What is expected
Convert the rows from the first line through the line containing "table-row: 40-49 years" into a Markdown table, leaving out blank lines. Use a Number column for each line's position and a Row text column for the line itself.

Records supplied
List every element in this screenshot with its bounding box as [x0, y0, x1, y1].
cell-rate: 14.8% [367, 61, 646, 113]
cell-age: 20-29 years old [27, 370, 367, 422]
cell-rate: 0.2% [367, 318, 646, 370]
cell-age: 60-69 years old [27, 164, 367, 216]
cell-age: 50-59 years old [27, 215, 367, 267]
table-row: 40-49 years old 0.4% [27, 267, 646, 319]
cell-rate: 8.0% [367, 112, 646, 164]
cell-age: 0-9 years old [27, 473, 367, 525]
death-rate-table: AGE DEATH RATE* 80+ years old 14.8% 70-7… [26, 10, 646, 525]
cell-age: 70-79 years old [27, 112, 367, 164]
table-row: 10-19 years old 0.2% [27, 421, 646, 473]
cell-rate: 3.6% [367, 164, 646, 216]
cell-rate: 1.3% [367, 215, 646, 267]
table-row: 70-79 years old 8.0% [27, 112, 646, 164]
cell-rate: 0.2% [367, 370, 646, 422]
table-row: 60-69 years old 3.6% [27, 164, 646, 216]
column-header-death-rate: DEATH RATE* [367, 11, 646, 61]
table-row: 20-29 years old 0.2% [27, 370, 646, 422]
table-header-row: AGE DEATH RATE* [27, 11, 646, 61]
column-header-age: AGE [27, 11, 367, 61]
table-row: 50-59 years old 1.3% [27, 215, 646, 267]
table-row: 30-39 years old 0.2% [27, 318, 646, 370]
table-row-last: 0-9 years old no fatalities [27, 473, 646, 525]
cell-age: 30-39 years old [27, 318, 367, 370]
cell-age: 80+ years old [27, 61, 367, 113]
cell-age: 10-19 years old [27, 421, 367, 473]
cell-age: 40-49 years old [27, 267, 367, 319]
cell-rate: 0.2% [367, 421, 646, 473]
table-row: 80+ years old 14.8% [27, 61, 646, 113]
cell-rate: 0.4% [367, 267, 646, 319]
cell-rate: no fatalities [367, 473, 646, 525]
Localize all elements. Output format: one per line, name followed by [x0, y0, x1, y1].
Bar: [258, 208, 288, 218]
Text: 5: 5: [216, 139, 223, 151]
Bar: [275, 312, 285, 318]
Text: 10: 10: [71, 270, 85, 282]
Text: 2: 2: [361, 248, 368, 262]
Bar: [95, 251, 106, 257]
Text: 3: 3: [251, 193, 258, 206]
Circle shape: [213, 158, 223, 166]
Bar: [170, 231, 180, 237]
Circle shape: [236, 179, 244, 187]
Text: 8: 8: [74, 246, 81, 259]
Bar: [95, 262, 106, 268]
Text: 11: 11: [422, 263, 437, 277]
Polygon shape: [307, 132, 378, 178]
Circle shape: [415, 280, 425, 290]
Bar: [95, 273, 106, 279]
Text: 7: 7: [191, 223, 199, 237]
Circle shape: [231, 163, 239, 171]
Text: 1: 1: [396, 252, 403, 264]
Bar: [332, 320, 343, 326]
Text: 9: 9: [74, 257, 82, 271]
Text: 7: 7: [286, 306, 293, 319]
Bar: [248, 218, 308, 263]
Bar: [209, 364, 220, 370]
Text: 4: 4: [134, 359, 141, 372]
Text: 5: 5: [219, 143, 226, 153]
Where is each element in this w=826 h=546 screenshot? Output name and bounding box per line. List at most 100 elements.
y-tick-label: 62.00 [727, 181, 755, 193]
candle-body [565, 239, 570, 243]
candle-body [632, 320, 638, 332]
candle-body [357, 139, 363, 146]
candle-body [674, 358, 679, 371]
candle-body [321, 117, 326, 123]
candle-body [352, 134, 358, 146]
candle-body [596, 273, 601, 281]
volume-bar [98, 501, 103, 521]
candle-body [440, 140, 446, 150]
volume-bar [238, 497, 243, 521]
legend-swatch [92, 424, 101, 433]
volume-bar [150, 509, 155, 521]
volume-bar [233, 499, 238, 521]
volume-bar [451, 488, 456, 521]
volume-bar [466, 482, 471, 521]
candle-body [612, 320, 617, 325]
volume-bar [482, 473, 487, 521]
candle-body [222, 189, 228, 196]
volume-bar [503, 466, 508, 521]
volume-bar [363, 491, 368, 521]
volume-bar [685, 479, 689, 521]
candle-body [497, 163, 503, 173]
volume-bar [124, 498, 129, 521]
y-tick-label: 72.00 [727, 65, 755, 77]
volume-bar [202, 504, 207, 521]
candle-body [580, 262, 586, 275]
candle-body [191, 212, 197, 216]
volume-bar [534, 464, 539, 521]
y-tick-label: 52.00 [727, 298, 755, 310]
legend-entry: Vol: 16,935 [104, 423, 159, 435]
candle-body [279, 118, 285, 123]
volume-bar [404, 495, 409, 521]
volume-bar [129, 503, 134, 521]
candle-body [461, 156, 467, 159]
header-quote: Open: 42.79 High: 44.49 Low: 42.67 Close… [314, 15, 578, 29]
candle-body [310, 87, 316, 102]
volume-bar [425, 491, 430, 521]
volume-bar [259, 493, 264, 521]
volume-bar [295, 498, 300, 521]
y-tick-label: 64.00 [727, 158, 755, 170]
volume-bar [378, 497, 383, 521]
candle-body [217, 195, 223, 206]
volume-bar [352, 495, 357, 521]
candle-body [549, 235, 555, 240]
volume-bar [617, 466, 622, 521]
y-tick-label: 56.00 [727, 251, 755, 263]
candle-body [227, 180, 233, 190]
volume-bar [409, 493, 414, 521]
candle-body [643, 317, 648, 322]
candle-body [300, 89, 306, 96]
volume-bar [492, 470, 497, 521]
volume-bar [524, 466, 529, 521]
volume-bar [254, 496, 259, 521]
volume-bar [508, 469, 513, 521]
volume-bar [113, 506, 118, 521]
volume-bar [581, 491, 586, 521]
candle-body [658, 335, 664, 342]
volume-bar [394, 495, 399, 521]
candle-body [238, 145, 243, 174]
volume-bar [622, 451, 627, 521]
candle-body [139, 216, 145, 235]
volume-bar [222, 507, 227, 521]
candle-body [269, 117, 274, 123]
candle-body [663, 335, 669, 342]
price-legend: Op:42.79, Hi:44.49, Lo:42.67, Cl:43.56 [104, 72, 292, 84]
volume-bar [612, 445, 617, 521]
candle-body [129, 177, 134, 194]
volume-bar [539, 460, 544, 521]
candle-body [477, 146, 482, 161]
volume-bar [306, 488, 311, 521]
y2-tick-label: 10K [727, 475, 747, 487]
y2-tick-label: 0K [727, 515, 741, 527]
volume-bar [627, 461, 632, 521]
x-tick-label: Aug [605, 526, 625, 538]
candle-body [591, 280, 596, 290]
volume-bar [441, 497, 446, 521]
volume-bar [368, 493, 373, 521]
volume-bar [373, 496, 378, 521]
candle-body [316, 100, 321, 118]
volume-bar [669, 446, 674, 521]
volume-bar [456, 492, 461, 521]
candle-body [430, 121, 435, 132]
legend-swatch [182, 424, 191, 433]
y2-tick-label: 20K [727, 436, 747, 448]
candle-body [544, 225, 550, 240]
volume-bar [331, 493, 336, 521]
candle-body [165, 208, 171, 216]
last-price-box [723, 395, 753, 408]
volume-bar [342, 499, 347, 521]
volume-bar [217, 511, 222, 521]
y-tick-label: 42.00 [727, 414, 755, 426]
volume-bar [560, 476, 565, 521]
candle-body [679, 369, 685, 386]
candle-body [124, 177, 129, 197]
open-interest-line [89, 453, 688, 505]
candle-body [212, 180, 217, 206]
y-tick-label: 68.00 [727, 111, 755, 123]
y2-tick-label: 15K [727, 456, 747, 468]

Complete output
| Number | Row text |
|---|---|
| 1 | List every element in this screenshot with its bounding box as [x0, y0, x1, y1]. |
| 2 | cell-rate: 14.8% [367, 61, 646, 113] |
| 3 | cell-age: 20-29 years old [27, 370, 367, 422] |
| 4 | cell-rate: 0.2% [367, 318, 646, 370] |
| 5 | cell-age: 60-69 years old [27, 164, 367, 216] |
| 6 | cell-age: 50-59 years old [27, 215, 367, 267] |
| 7 | table-row: 40-49 years old 0.4% [27, 267, 646, 319] |